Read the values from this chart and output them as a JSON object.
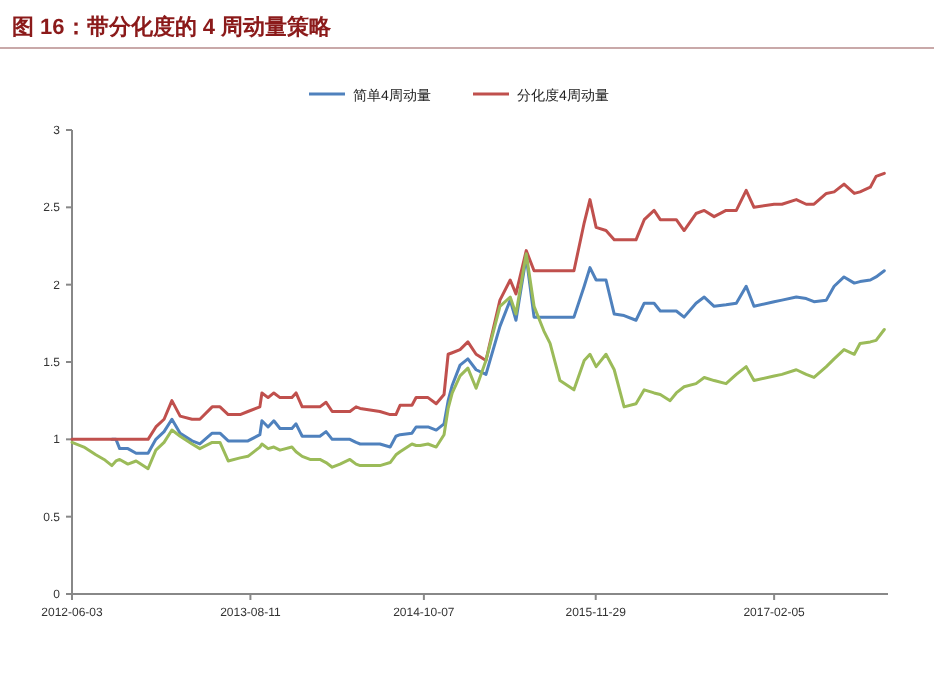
{
  "chart_data": {
    "type": "line",
    "title": "图 16：带分化度的 4 周动量策略",
    "x": [
      "2012-06-03",
      "2012-07-02",
      "2012-07-31",
      "2012-08-20",
      "2012-09-08",
      "2012-09-18",
      "2012-09-27",
      "2012-10-17",
      "2012-11-06",
      "2012-12-05",
      "2012-12-24",
      "2013-01-13",
      "2013-02-01",
      "2013-02-21",
      "2013-03-22",
      "2013-04-10",
      "2013-05-10",
      "2013-05-29",
      "2013-06-18",
      "2013-07-17",
      "2013-08-05",
      "2013-09-03",
      "2013-09-08",
      "2013-09-23",
      "2013-10-07",
      "2013-10-22",
      "2013-11-20",
      "2013-11-30",
      "2013-12-15",
      "2014-01-03",
      "2014-01-27",
      "2014-02-11",
      "2014-02-26",
      "2014-03-17",
      "2014-04-10",
      "2014-04-25",
      "2014-05-05",
      "2014-06-22",
      "2014-07-17",
      "2014-07-31",
      "2014-08-10",
      "2014-09-08",
      "2014-09-18",
      "2014-09-28",
      "2014-10-17",
      "2014-11-06",
      "2014-11-25",
      "2014-12-05",
      "2014-12-15",
      "2015-01-03",
      "2015-01-22",
      "2015-02-11",
      "2015-03-07",
      "2015-04-10",
      "2015-05-05",
      "2015-05-19",
      "2015-06-13",
      "2015-07-02",
      "2015-07-26",
      "2015-08-10",
      "2015-09-03",
      "2015-10-07",
      "2015-11-01",
      "2015-11-15",
      "2015-11-30",
      "2015-12-24",
      "2016-01-13",
      "2016-02-06",
      "2016-03-06",
      "2016-03-26",
      "2016-04-19",
      "2016-05-04",
      "2016-05-28",
      "2016-06-12",
      "2016-07-01",
      "2016-07-30",
      "2016-08-19",
      "2016-09-12",
      "2016-10-11",
      "2016-11-05",
      "2016-11-29",
      "2016-12-18",
      "2017-02-05",
      "2017-02-24",
      "2017-03-31",
      "2017-04-24",
      "2017-05-13",
      "2017-06-12",
      "2017-07-01",
      "2017-07-25",
      "2017-08-19",
      "2017-09-02",
      "2017-09-27",
      "2017-10-11",
      "2017-10-31"
    ],
    "series": [
      {
        "name": "简单4周动量",
        "color": "#4f81bd",
        "values": [
          null,
          null,
          null,
          null,
          1.0,
          1.0,
          0.94,
          0.94,
          0.91,
          0.91,
          1.0,
          1.05,
          1.13,
          1.04,
          0.99,
          0.97,
          1.04,
          1.04,
          0.99,
          0.99,
          0.99,
          1.03,
          1.12,
          1.08,
          1.12,
          1.07,
          1.07,
          1.1,
          1.02,
          1.02,
          1.02,
          1.05,
          1.0,
          1.0,
          1.0,
          0.98,
          0.97,
          0.97,
          0.95,
          1.02,
          1.03,
          1.04,
          1.08,
          1.08,
          1.08,
          1.06,
          1.1,
          1.25,
          1.35,
          1.48,
          1.52,
          1.45,
          1.42,
          1.73,
          1.9,
          1.77,
          2.18,
          1.79,
          1.79,
          1.79,
          1.79,
          1.79,
          1.99,
          2.11,
          2.03,
          2.03,
          1.81,
          1.8,
          1.77,
          1.88,
          1.88,
          1.83,
          1.83,
          1.83,
          1.79,
          1.88,
          1.92,
          1.86,
          1.87,
          1.88,
          1.99,
          1.86,
          1.89,
          1.9,
          1.92,
          1.91,
          1.89,
          1.9,
          1.99,
          2.05,
          2.01,
          2.02,
          2.03,
          2.05,
          2.09
        ]
      },
      {
        "name": "分化度4周动量",
        "color": "#c0504d",
        "values": [
          1.0,
          1.0,
          1.0,
          1.0,
          1.0,
          1.0,
          1.0,
          1.0,
          1.0,
          1.0,
          1.08,
          1.13,
          1.25,
          1.15,
          1.13,
          1.13,
          1.21,
          1.21,
          1.16,
          1.16,
          1.18,
          1.21,
          1.3,
          1.27,
          1.3,
          1.27,
          1.27,
          1.3,
          1.21,
          1.21,
          1.21,
          1.24,
          1.18,
          1.18,
          1.18,
          1.21,
          1.2,
          1.18,
          1.16,
          1.16,
          1.22,
          1.22,
          1.27,
          1.27,
          1.27,
          1.23,
          1.29,
          1.55,
          1.56,
          1.58,
          1.63,
          1.55,
          1.51,
          1.9,
          2.03,
          1.94,
          2.22,
          2.09,
          2.09,
          2.09,
          2.09,
          2.09,
          2.4,
          2.55,
          2.37,
          2.35,
          2.29,
          2.29,
          2.29,
          2.42,
          2.48,
          2.42,
          2.42,
          2.42,
          2.35,
          2.46,
          2.48,
          2.44,
          2.48,
          2.48,
          2.61,
          2.5,
          2.52,
          2.52,
          2.55,
          2.52,
          2.52,
          2.59,
          2.6,
          2.65,
          2.59,
          2.6,
          2.63,
          2.7,
          2.72
        ]
      },
      {
        "color": "#9bbb59",
        "values": [
          0.98,
          0.95,
          0.9,
          0.87,
          0.83,
          0.86,
          0.87,
          0.84,
          0.86,
          0.81,
          0.93,
          0.98,
          1.06,
          1.02,
          0.97,
          0.94,
          0.98,
          0.98,
          0.86,
          0.88,
          0.89,
          0.95,
          0.97,
          0.94,
          0.95,
          0.93,
          0.95,
          0.92,
          0.89,
          0.87,
          0.87,
          0.85,
          0.82,
          0.84,
          0.87,
          0.84,
          0.83,
          0.83,
          0.85,
          0.9,
          0.92,
          0.97,
          0.96,
          0.96,
          0.97,
          0.95,
          1.03,
          1.2,
          1.3,
          1.41,
          1.46,
          1.33,
          1.51,
          1.86,
          1.92,
          1.81,
          2.2,
          1.86,
          1.7,
          1.62,
          1.38,
          1.32,
          1.51,
          1.55,
          1.47,
          1.55,
          1.45,
          1.21,
          1.23,
          1.32,
          1.3,
          1.29,
          1.25,
          1.3,
          1.34,
          1.36,
          1.4,
          1.38,
          1.36,
          1.42,
          1.47,
          1.38,
          1.41,
          1.42,
          1.45,
          1.42,
          1.4,
          1.47,
          1.52,
          1.58,
          1.55,
          1.62,
          1.63,
          1.64,
          1.71
        ]
      }
    ],
    "xlim": [
      "2012-06-03",
      "2017-11-09"
    ],
    "xticks": [
      "2012-06-03",
      "2013-08-11",
      "2014-10-07",
      "2015-11-29",
      "2017-02-05"
    ],
    "ylim": [
      0,
      3
    ],
    "yticks": [
      0,
      0.5,
      1,
      1.5,
      2,
      2.5,
      3
    ],
    "legend": "top"
  }
}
..............................
What you should do :: Extract every line from the records above that contains the word "color".

Exercise solution ::
        "color": "#4f81bd",
        "color": "#c0504d",
        "color": "#9bbb59",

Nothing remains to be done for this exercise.